▶ The exercise: Pick out the lines below that include the string "rien".

++++

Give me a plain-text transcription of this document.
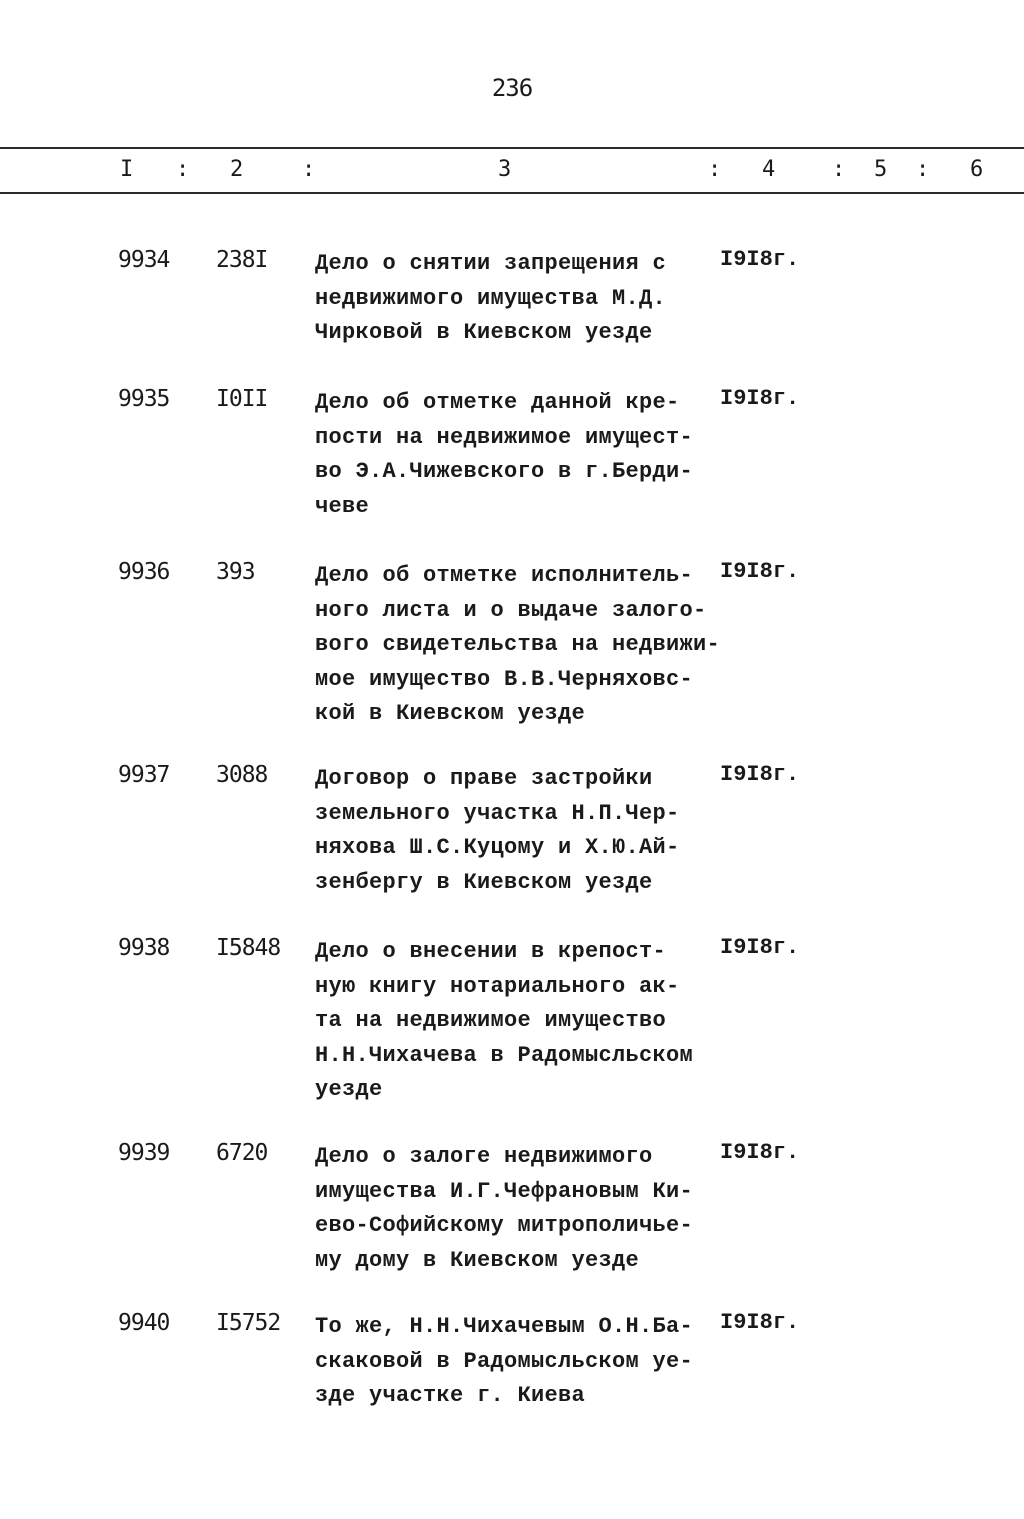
236
I : 2	:	3	: 4	: 5 : 6
9934 238I Дело о снятии запрещения с
недвижимого имущества М.Д.
Чирковой в Киевском уезде
I9I8г.
9935 I0II Дело об отметке данной кре-
пости на недвижимое имущест-
во Э.А.Чижевского в г.Берди-
чеве
I9I8г.
9936 393	Дело об отметке исполнитель-
ного листа и о выдаче залого-
вого свидетельства на недвижи-
мое имущество В.В.Черняховс-
кой в Киевском уезде
I9I8г.
9937 3088 Договор о праве застройки
земельного участка Н.П.Чер-
няхова Ш.С.Куцому и Х.Ю.Ай-
зенбергу в Киевском уезде
I9I8г.
9938 I5848 Дело о внесении в крепост-
ную книгу нотариального ак-
та на недвижимое имущество
Н.Н.Чихачева в Радомысльском
уезде
I9I8г.
9939 6720 Дело о залоге недвижимого
имущества И.Г.Чефрановым Ки-
ево-Софийскому митрополичье-
му дому в Киевском уезде
I9I8г.
9940 I5752 То же, Н.Н.Чихачевым О.Н.Ба-
скаковой в Радомысльском уе-
зде участке г. Киева
I9I8г.
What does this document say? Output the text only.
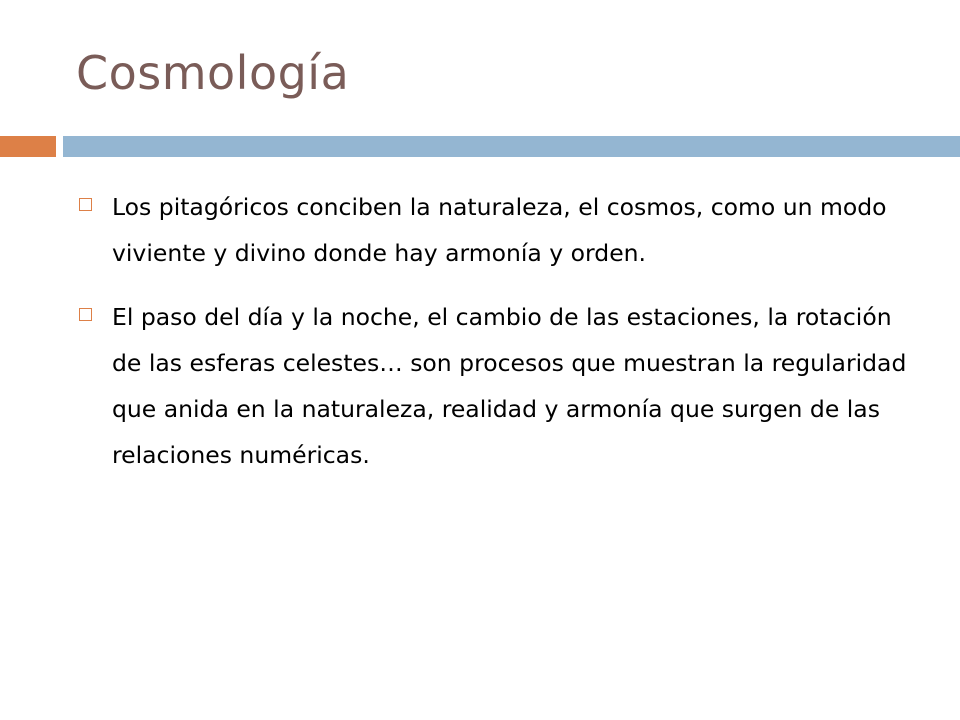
Cosmología
Los pitagóricos conciben la naturaleza, el cosmos, como un modo viviente y divino donde hay armonía y orden.
El paso del día y la noche, el cambio de las estaciones, la rotación de las esferas celestes… son procesos que muestran la regularidad que anida en la naturaleza, realidad y armonía que surgen de las relaciones numéricas.
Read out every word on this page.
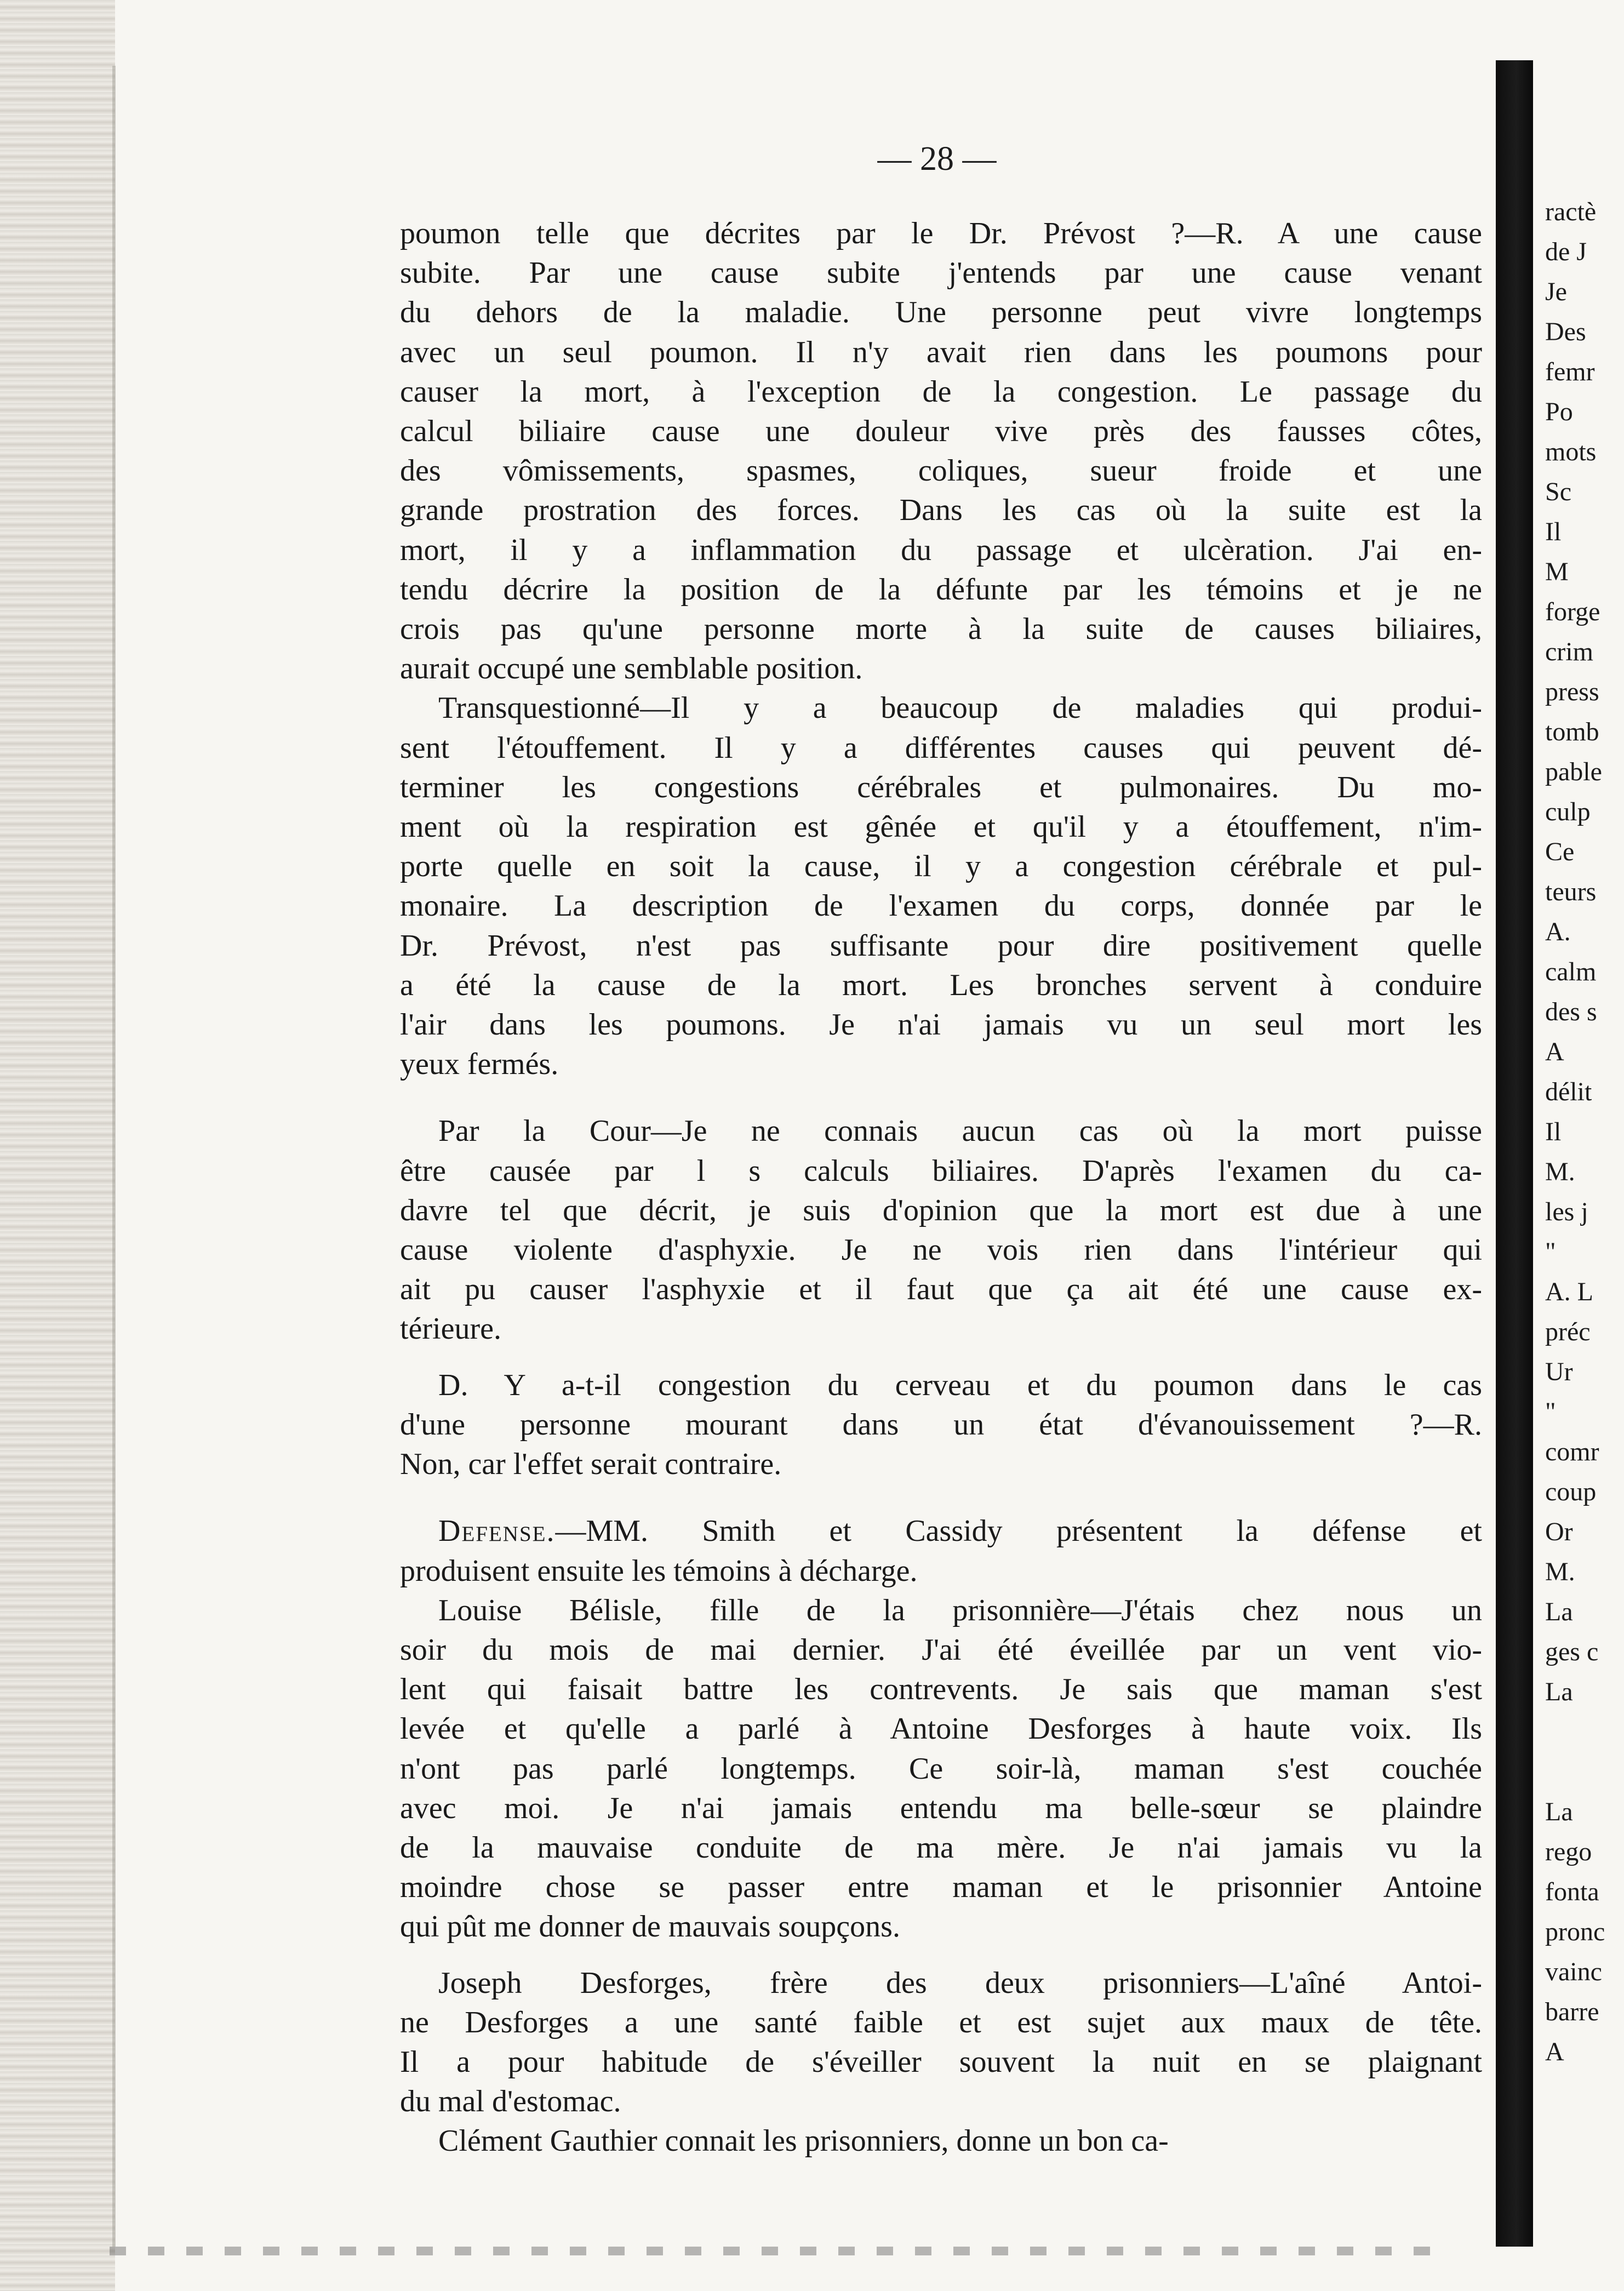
— 28 —
poumon telle que décrites par le Dr. Prévost ?—R. A une cause
subite. Par une cause subite j'entends par une cause venant
du dehors de la maladie. Une personne peut vivre longtemps
avec un seul poumon. Il n'y avait rien dans les poumons pour
causer la mort, à l'exception de la congestion. Le passage du
calcul biliaire cause une douleur vive près des fausses côtes,
des vômissements, spasmes, coliques, sueur froide et une
grande prostration des forces. Dans les cas où la suite est la
mort, il y a inflammation du passage et ulcèration. J'ai en-
tendu décrire la position de la défunte par les témoins et je ne
crois pas qu'une personne morte à la suite de causes biliaires,
aurait occupé une semblable position.
Transquestionné—Il y a beaucoup de maladies qui produi-
sent l'étouffement. Il y a différentes causes qui peuvent dé-
terminer les congestions cérébrales et pulmonaires. Du mo-
ment où la respiration est gênée et qu'il y a étouffement, n'im-
porte quelle en soit la cause, il y a congestion cérébrale et pul-
monaire. La description de l'examen du corps, donnée par le
Dr. Prévost, n'est pas suffisante pour dire positivement quelle
a été la cause de la mort. Les bronches servent à conduire
l'air dans les poumons. Je n'ai jamais vu un seul mort les
yeux fermés.
Par la Cour—Je ne connais aucun cas où la mort puisse
être causée par l s calculs biliaires. D'après l'examen du ca-
davre tel que décrit, je suis d'opinion que la mort est due à une
cause violente d'asphyxie. Je ne vois rien dans l'intérieur qui
ait pu causer l'asphyxie et il faut que ça ait été une cause ex-
térieure.
D. Y a-t-il congestion du cerveau et du poumon dans le cas
d'une personne mourant dans un état d'évanouissement ?—R.
Non, car l'effet serait contraire.
Defense.—MM. Smith et Cassidy présentent la défense et
produisent ensuite les témoins à décharge.
Louise Bélisle, fille de la prisonnière—J'étais chez nous un
soir du mois de mai dernier. J'ai été éveillée par un vent vio-
lent qui faisait battre les contrevents. Je sais que maman s'est
levée et qu'elle a parlé à Antoine Desforges à haute voix. Ils
n'ont pas parlé longtemps. Ce soir-là, maman s'est couchée
avec moi. Je n'ai jamais entendu ma belle-sœur se plaindre
de la mauvaise conduite de ma mère. Je n'ai jamais vu la
moindre chose se passer entre maman et le prisonnier Antoine
qui pût me donner de mauvais soupçons.
Joseph Desforges, frère des deux prisonniers—L'aîné Antoi-
ne Desforges a une santé faible et est sujet aux maux de tête.
Il a pour habitude de s'éveiller souvent la nuit en se plaignant
du mal d'estomac.
Clément Gauthier connait les prisonniers, donne un bon ca-
ractè
de J
Je
Des
femr
Po
mots
Sc
Il
M
forge
crim
press
tomb
pable
culp
Ce
teurs
A.
calm
des s
A
délit
Il
M.
les j
"
A. L
préc
Ur
"
comr
coup
Or
M.
La
ges c
La

La
rego
fonta
pronc
vainc
barre
A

++++

▶ Output for this exercise:
avec un seul poumon. Il n'y avait rien dans les poumons pour
cause violente d'asphyxie. Je ne vois rien dans l'intérieur qui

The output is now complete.